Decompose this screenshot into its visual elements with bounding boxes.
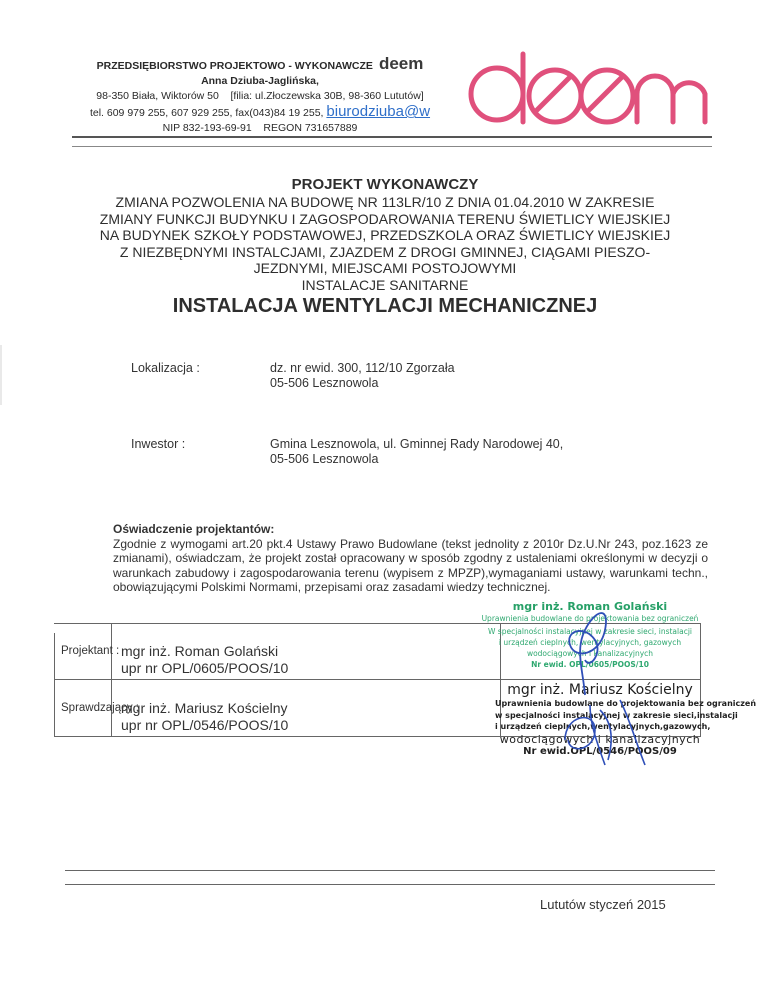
- stamp-line: wodociągowych i kanalizacyjnych: [462, 648, 718, 659]
- title-line: JEZDNYMI, MIEJSCAMI POSTOJOWYMI: [70, 260, 700, 277]
- statement-text: Zgodnie z wymogami art.20 pkt.4 Ustawy P…: [113, 537, 708, 595]
- designer-license: upr nr OPL/0605/POOS/10: [121, 660, 288, 677]
- title-line: ZMIANY FUNKCJI BUDYNKU I ZAGOSPODAROWANI…: [70, 211, 700, 228]
- investor-value: Gmina Lesznowola, ul. Gminnej Rady Narod…: [270, 437, 563, 467]
- title-line: ZMIANA POZWOLENIA NA BUDOWĘ NR 113LR/10 …: [70, 194, 700, 211]
- stamp-line: i urządzeń cieplnych, wentylacyjnych, ga…: [462, 637, 718, 648]
- designer-name: mgr inż. Roman Golański: [121, 643, 288, 660]
- footer-divider: [65, 870, 715, 871]
- company-owner: Anna Dziuba-Jaglińska,: [60, 74, 460, 89]
- location-line: dz. nr ewid. 300, 112/10 Zgorzała: [270, 361, 455, 376]
- company-header: PRZEDSIĘBIORSTWO PROJEKTOWO - WYKONAWCZE…: [60, 56, 460, 136]
- header-divider-thick: [72, 136, 712, 138]
- scan-edge-mark: [0, 345, 2, 405]
- project-scope: INSTALACJA WENTYLACJI MECHANICZNEJ: [70, 294, 700, 318]
- checker-stamp: mgr inż. Mariusz Kościelny Uprawnienia b…: [495, 682, 705, 758]
- company-brand: deem: [379, 54, 423, 73]
- project-type: PROJEKT WYKONAWCZY: [70, 176, 700, 194]
- company-phones: tel. 609 979 255, 607 929 255, fax(043)8…: [90, 107, 324, 119]
- stamp-line: wodociągowych i kanalizacyjnych: [495, 733, 705, 746]
- investor-line: Gmina Lesznowola, ul. Gminnej Rady Narod…: [270, 437, 563, 452]
- stamp-line: i urządzeń cieplnych,wentylacyjnych,gazo…: [495, 721, 705, 733]
- stamp-registry-number: Nr ewid.OPL/0546/POOS/09: [495, 746, 705, 758]
- company-name-line: PRZEDSIĘBIORSTWO PROJEKTOWO - WYKONAWCZE…: [60, 56, 460, 74]
- company-contact: tel. 609 979 255, 607 929 255, fax(043)8…: [60, 104, 460, 121]
- company-name: PRZEDSIĘBIORSTWO PROJEKTOWO - WYKONAWCZE: [97, 60, 373, 72]
- project-title-block: PROJEKT WYKONAWCZY ZMIANA POZWOLENIA NA …: [70, 176, 700, 318]
- stamp-name: mgr inż. Mariusz Kościelny: [495, 682, 705, 698]
- stamp-name: mgr inż. Roman Golański: [462, 600, 718, 613]
- stamp-line: W specjalności instalacyjnej w zakresie …: [462, 626, 718, 637]
- designer-info: mgr inż. Roman Golański upr nr OPL/0605/…: [121, 643, 288, 677]
- investor-label: Inwestor :: [131, 437, 185, 451]
- designer-role: Projektant :: [61, 645, 119, 657]
- stamp-line: Uprawnienia budowlane do projektowania b…: [462, 613, 718, 624]
- title-line: NA BUDYNEK SZKOŁY PODSTAWOWEJ, PRZEDSZKO…: [70, 227, 700, 244]
- company-email-link[interactable]: biurodziuba@w: [326, 103, 430, 120]
- stamp-line: w specjalności instalacyjnej w zakresie …: [495, 710, 705, 722]
- checker-name: mgr inż. Mariusz Kościelny: [121, 700, 288, 717]
- location-label: Lokalizacja :: [131, 361, 200, 375]
- designer-stamp: mgr inż. Roman Golański Uprawnienia budo…: [462, 600, 718, 670]
- company-ids: NIP 832-193-69-91 REGON 731657889: [60, 121, 460, 136]
- stamp-line: Nr ewid. OPL/0605/POOS/10: [462, 659, 718, 670]
- table-row-divider: [54, 679, 700, 680]
- company-address: 98-350 Biała, Wiktorów 50 [filia: ul.Zło…: [60, 89, 460, 104]
- table-border-left: [54, 633, 55, 737]
- checker-info: mgr inż. Mariusz Kościelny upr nr OPL/05…: [121, 700, 288, 734]
- footer-divider: [65, 884, 715, 885]
- statement-title: Oświadczenie projektantów:: [113, 522, 708, 537]
- header-divider-thin: [72, 146, 712, 147]
- place-and-date: Lututów styczeń 2015: [540, 897, 666, 912]
- investor-line: 05-506 Lesznowola: [270, 452, 563, 467]
- table-col-divider: [111, 623, 112, 737]
- deem-logo: [465, 46, 710, 126]
- location-value: dz. nr ewid. 300, 112/10 Zgorzała 05-506…: [270, 361, 455, 391]
- checker-license: upr nr OPL/0546/POOS/10: [121, 717, 288, 734]
- project-discipline: INSTALACJE SANITARNE: [70, 277, 700, 294]
- deem-logo-icon: [465, 46, 710, 126]
- designers-statement: Oświadczenie projektantów: Zgodnie z wym…: [113, 522, 708, 595]
- stamp-line: Uprawnienia budowlane do projektowania b…: [495, 698, 705, 710]
- title-line: Z NIEZBĘDNYMI INSTALCJAMI, ZJAZDEM Z DRO…: [70, 244, 700, 261]
- location-line: 05-506 Lesznowola: [270, 376, 455, 391]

========

WHAT IS ASKED: Reproduce every line of the data above verbatim, with the pictures left out.

OUTPUT:
Decompose this screenshot into its visual elements with bounding boxes.
- stamp-line: wodociągowych i kanalizacyjnych: [462, 648, 718, 659]
- title-line: JEZDNYMI, MIEJSCAMI POSTOJOWYMI: [70, 260, 700, 277]
- statement-text: Zgodnie z wymogami art.20 pkt.4 Ustawy P…: [113, 537, 708, 595]
- designer-license: upr nr OPL/0605/POOS/10: [121, 660, 288, 677]
- title-line: ZMIANY FUNKCJI BUDYNKU I ZAGOSPODAROWANI…: [70, 211, 700, 228]
- investor-value: Gmina Lesznowola, ul. Gminnej Rady Narod…: [270, 437, 563, 467]
- title-line: ZMIANA POZWOLENIA NA BUDOWĘ NR 113LR/10 …: [70, 194, 700, 211]
- stamp-line: i urządzeń cieplnych, wentylacyjnych, ga…: [462, 637, 718, 648]
- designer-name: mgr inż. Roman Golański: [121, 643, 288, 660]
- footer-divider: [65, 870, 715, 871]
- company-owner: Anna Dziuba-Jaglińska,: [60, 74, 460, 89]
- location-line: dz. nr ewid. 300, 112/10 Zgorzała: [270, 361, 455, 376]
- company-header: PRZEDSIĘBIORSTWO PROJEKTOWO - WYKONAWCZE…: [60, 56, 460, 136]
- header-divider-thick: [72, 136, 712, 138]
- scan-edge-mark: [0, 345, 2, 405]
- project-scope: INSTALACJA WENTYLACJI MECHANICZNEJ: [70, 294, 700, 318]
- checker-stamp: mgr inż. Mariusz Kościelny Uprawnienia b…: [495, 682, 705, 758]
- company-brand: deem: [379, 54, 423, 73]
- project-type: PROJEKT WYKONAWCZY: [70, 176, 700, 194]
- company-phones: tel. 609 979 255, 607 929 255, fax(043)8…: [90, 107, 324, 119]
- stamp-line: wodociągowych i kanalizacyjnych: [495, 733, 705, 746]
- investor-line: Gmina Lesznowola, ul. Gminnej Rady Narod…: [270, 437, 563, 452]
- stamp-line: i urządzeń cieplnych,wentylacyjnych,gazo…: [495, 721, 705, 733]
- stamp-registry-number: Nr ewid.OPL/0546/POOS/09: [495, 746, 705, 758]
- company-name-line: PRZEDSIĘBIORSTWO PROJEKTOWO - WYKONAWCZE…: [60, 56, 460, 74]
- company-contact: tel. 609 979 255, 607 929 255, fax(043)8…: [60, 104, 460, 121]
- company-name: PRZEDSIĘBIORSTWO PROJEKTOWO - WYKONAWCZE: [97, 60, 373, 72]
- project-title-block: PROJEKT WYKONAWCZY ZMIANA POZWOLENIA NA …: [70, 176, 700, 318]
- stamp-name: mgr inż. Mariusz Kościelny: [495, 682, 705, 698]
- stamp-name: mgr inż. Roman Golański: [462, 600, 718, 613]
- stamp-line: W specjalności instalacyjnej w zakresie …: [462, 626, 718, 637]
- designer-info: mgr inż. Roman Golański upr nr OPL/0605/…: [121, 643, 288, 677]
- investor-label: Inwestor :: [131, 437, 185, 451]
- designer-role: Projektant :: [61, 645, 119, 657]
- stamp-line: Uprawnienia budowlane do projektowania b…: [462, 613, 718, 624]
- title-line: NA BUDYNEK SZKOŁY PODSTAWOWEJ, PRZEDSZKO…: [70, 227, 700, 244]
- company-email-link[interactable]: biurodziuba@w: [326, 103, 430, 120]
- stamp-line: w specjalności instalacyjnej w zakresie …: [495, 710, 705, 722]
- checker-name: mgr inż. Mariusz Kościelny: [121, 700, 288, 717]
- location-label: Lokalizacja :: [131, 361, 200, 375]
- designer-stamp: mgr inż. Roman Golański Uprawnienia budo…: [462, 600, 718, 670]
- company-ids: NIP 832-193-69-91 REGON 731657889: [60, 121, 460, 136]
- stamp-line: Nr ewid. OPL/0605/POOS/10: [462, 659, 718, 670]
- table-row-divider: [54, 679, 700, 680]
- company-address: 98-350 Biała, Wiktorów 50 [filia: ul.Zło…: [60, 89, 460, 104]
- table-border-left: [54, 633, 55, 737]
- checker-info: mgr inż. Mariusz Kościelny upr nr OPL/05…: [121, 700, 288, 734]
- footer-divider: [65, 884, 715, 885]
- statement-title: Oświadczenie projektantów:: [113, 522, 708, 537]
- header-divider-thin: [72, 146, 712, 147]
- place-and-date: Lututów styczeń 2015: [540, 897, 666, 912]
- investor-line: 05-506 Lesznowola: [270, 452, 563, 467]
- table-col-divider: [111, 623, 112, 737]
- deem-logo: [465, 46, 710, 126]
- location-value: dz. nr ewid. 300, 112/10 Zgorzała 05-506…: [270, 361, 455, 391]
- checker-license: upr nr OPL/0546/POOS/10: [121, 717, 288, 734]
- project-discipline: INSTALACJE SANITARNE: [70, 277, 700, 294]
- deem-logo-icon: [465, 46, 710, 126]
- designers-statement: Oświadczenie projektantów: Zgodnie z wym…: [113, 522, 708, 595]
- stamp-line: Uprawnienia budowlane do projektowania b…: [495, 698, 705, 710]
- title-line: Z NIEZBĘDNYMI INSTALCJAMI, ZJAZDEM Z DRO…: [70, 244, 700, 261]
- location-line: 05-506 Lesznowola: [270, 376, 455, 391]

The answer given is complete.